● **Aim of the exercise**: Quote the lines below from the one containing "OCR this image." to the final line, both ends included; exclude the pictures.
-- begin Records for the exercise --
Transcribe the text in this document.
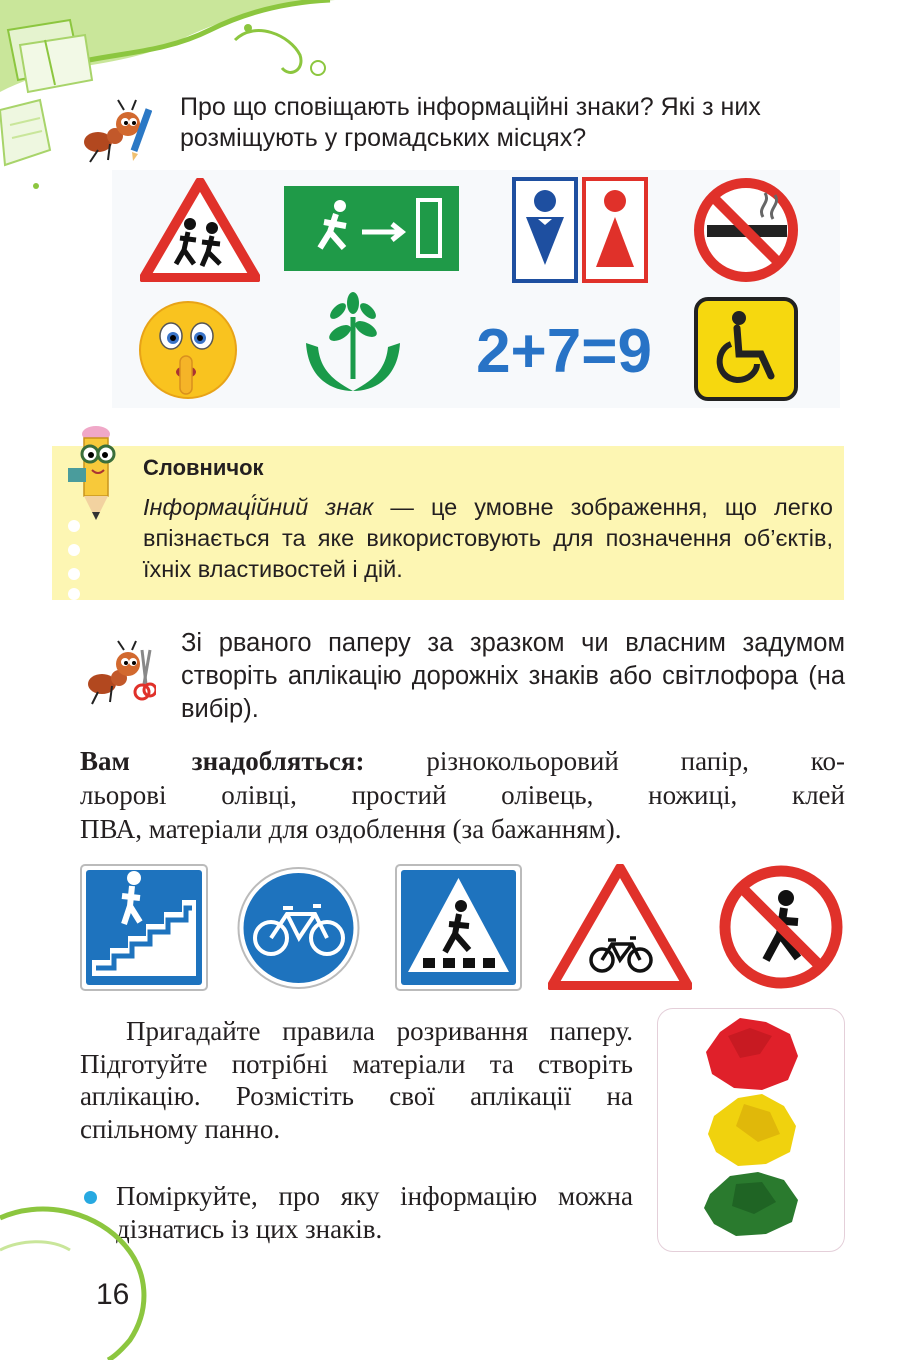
Про що сповіщають інформаційні знаки? Які з них розміщують у громадських місцях?
2+7=9
Словничок
Інформаці́йний знак — це умовне зображення, що легко впізнається та яке використовують для позначення об’єктів, їхніх властивостей і дій.
Зі рваного паперу за зразком чи власним задумом створіть аплікацію дорожніх знаків або світлофора (на вибір).
Вам знадобляться: різнокольоровий папір, ко-
льорові олівці, простий олівець, ножиці, клей
ПВА, матеріали для оздоблення (за бажанням).

Пригадайте правила розривання паперу. Підготуйте потрібні матеріали та створіть аплікацію. Розмістіть свої аплікації на спільному панно.

Поміркуйте, про яку інформацію можна дізнатись із цих знаків.
16
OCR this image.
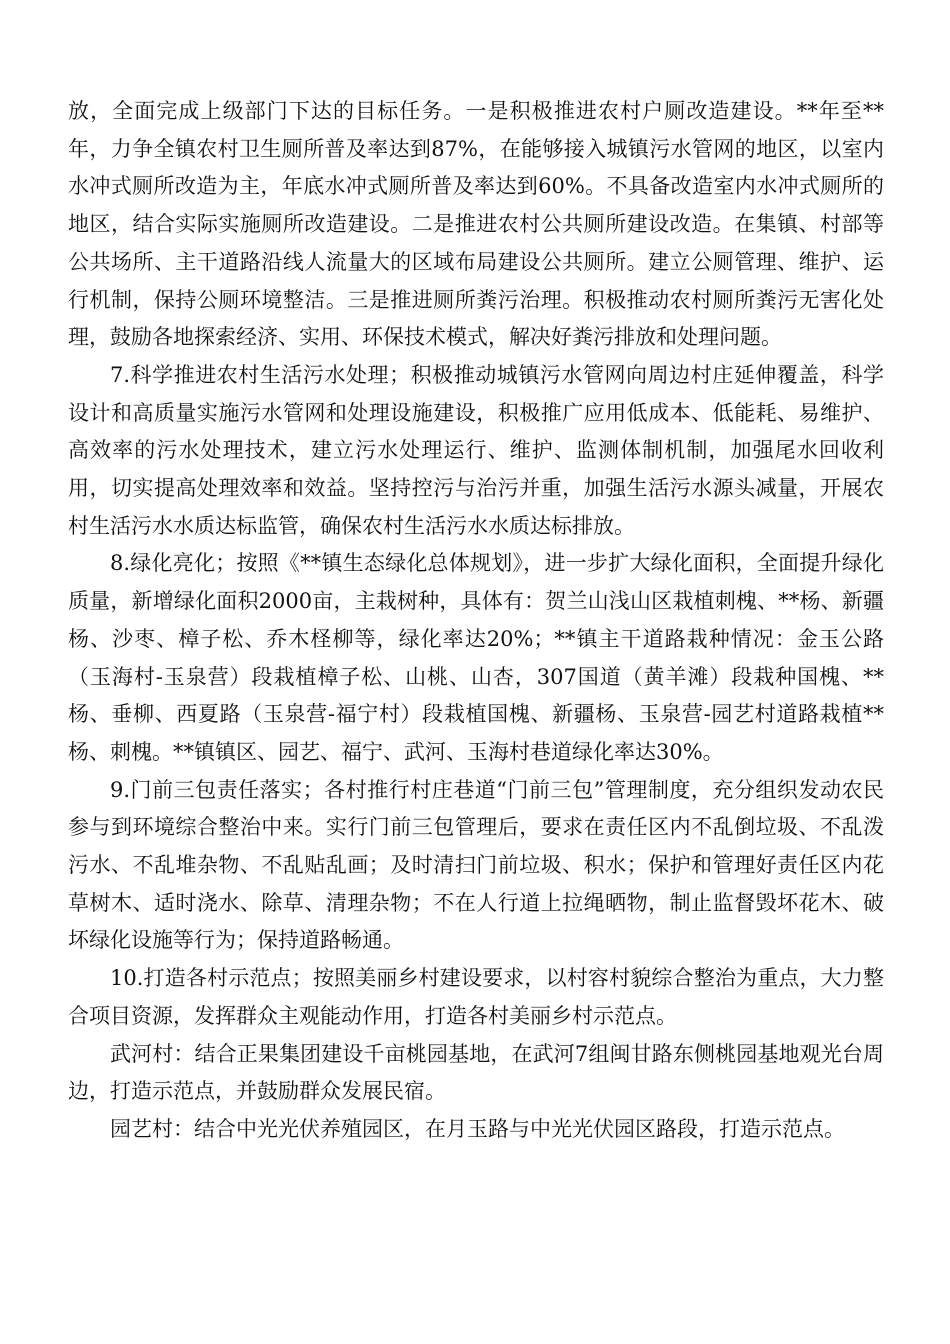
放，全面完成上级部门下达的目标任务。一是积极推进农村户厕改造建设。**年至**年，力争全镇农村卫生厕所普及率达到87%，在能够接入城镇污水管网的地区，以室内水冲式厕所改造为主，年底水冲式厕所普及率达到60%。不具备改造室内水冲式厕所的地区，结合实际实施厕所改造建设。二是推进农村公共厕所建设改造。在集镇、村部等公共场所、主干道路沿线人流量大的区域布局建设公共厕所。建立公厕管理、维护、运行机制，保持公厕环境整洁。三是推进厕所粪污治理。积极推动农村厕所粪污无害化处理，鼓励各地探索经济、实用、环保技术模式，解决好粪污排放和处理问题。

7.科学推进农村生活污水处理；积极推动城镇污水管网向周边村庄延伸覆盖，科学设计和高质量实施污水管网和处理设施建设，积极推广应用低成本、低能耗、易维护、高效率的污水处理技术，建立污水处理运行、维护、监测体制机制，加强尾水回收利用，切实提高处理效率和效益。坚持控污与治污并重，加强生活污水源头减量，开展农村生活污水水质达标监管，确保农村生活污水水质达标排放。

8.绿化亮化；按照《**镇生态绿化总体规划》，进一步扩大绿化面积，全面提升绿化质量，新增绿化面积2000亩，主栽树种，具体有：贺兰山浅山区栽植刺槐、**杨、新疆杨、沙枣、樟子松、乔木柽柳等，绿化率达20%；**镇主干道路栽种情况：金玉公路（玉海村-玉泉营）段栽植樟子松、山桃、山杏，307国道（黄羊滩）段栽种国槐、**杨、垂柳、西夏路（玉泉营-福宁村）段栽植国槐、新疆杨、玉泉营-园艺村道路栽植**杨、刺槐。**镇镇区、园艺、福宁、武河、玉海村巷道绿化率达30%。

9.门前三包责任落实；各村推行村庄巷道“门前三包”管理制度，充分组织发动农民参与到环境综合整治中来。实行门前三包管理后，要求在责任区内不乱倒垃圾、不乱泼污水、不乱堆杂物、不乱贴乱画；及时清扫门前垃圾、积水；保护和管理好责任区内花草树木、适时浇水、除草、清理杂物；不在人行道上拉绳晒物，制止监督毁坏花木、破坏绿化设施等行为；保持道路畅通。

10.打造各村示范点；按照美丽乡村建设要求，以村容村貌综合整治为重点，大力整合项目资源，发挥群众主观能动作用，打造各村美丽乡村示范点。

武河村：结合正果集团建设千亩桃园基地，在武河7组闽甘路东侧桃园基地观光台周边，打造示范点，并鼓励群众发展民宿。

园艺村：结合中光光伏养殖园区，在月玉路与中光光伏园区路段，打造示范点。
-- end Records for the exercise --
● **Output of the exercise**:
OCR this image.
放，全面完成上级部门下达的目标任务。一是积极推进农村户厕改造建设。**年至**年，力争全镇农村卫生厕所普及率达到87%，在能够接入城镇污水管网的地区，以室内水冲式厕所改造为主，年底水冲式厕所普及率达到60%。不具备改造室内水冲式厕所的地区，结合实际实施厕所改造建设。二是推进农村公共厕所建设改造。在集镇、村部等公共场所、主干道路沿线人流量大的区域布局建设公共厕所。建立公厕管理、维护、运行机制，保持公厕环境整洁。三是推进厕所粪污治理。积极推动农村厕所粪污无害化处理，鼓励各地探索经济、实用、环保技术模式，解决好粪污排放和处理问题。

7.科学推进农村生活污水处理；积极推动城镇污水管网向周边村庄延伸覆盖，科学设计和高质量实施污水管网和处理设施建设，积极推广应用低成本、低能耗、易维护、高效率的污水处理技术，建立污水处理运行、维护、监测体制机制，加强尾水回收利用，切实提高处理效率和效益。坚持控污与治污并重，加强生活污水源头减量，开展农村生活污水水质达标监管，确保农村生活污水水质达标排放。

8.绿化亮化；按照《**镇生态绿化总体规划》，进一步扩大绿化面积，全面提升绿化质量，新增绿化面积2000亩，主栽树种，具体有：贺兰山浅山区栽植刺槐、**杨、新疆杨、沙枣、樟子松、乔木柽柳等，绿化率达20%；**镇主干道路栽种情况：金玉公路（玉海村-玉泉营）段栽植樟子松、山桃、山杏，307国道（黄羊滩）段栽种国槐、**杨、垂柳、西夏路（玉泉营-福宁村）段栽植国槐、新疆杨、玉泉营-园艺村道路栽植**杨、刺槐。**镇镇区、园艺、福宁、武河、玉海村巷道绿化率达30%。

9.门前三包责任落实；各村推行村庄巷道“门前三包”管理制度，充分组织发动农民参与到环境综合整治中来。实行门前三包管理后，要求在责任区内不乱倒垃圾、不乱泼污水、不乱堆杂物、不乱贴乱画；及时清扫门前垃圾、积水；保护和管理好责任区内花草树木、适时浇水、除草、清理杂物；不在人行道上拉绳晒物，制止监督毁坏花木、破坏绿化设施等行为；保持道路畅通。

10.打造各村示范点；按照美丽乡村建设要求，以村容村貌综合整治为重点，大力整合项目资源，发挥群众主观能动作用，打造各村美丽乡村示范点。

武河村：结合正果集团建设千亩桃园基地，在武河7组闽甘路东侧桃园基地观光台周边，打造示范点，并鼓励群众发展民宿。

园艺村：结合中光光伏养殖园区，在月玉路与中光光伏园区路段，打造示范点。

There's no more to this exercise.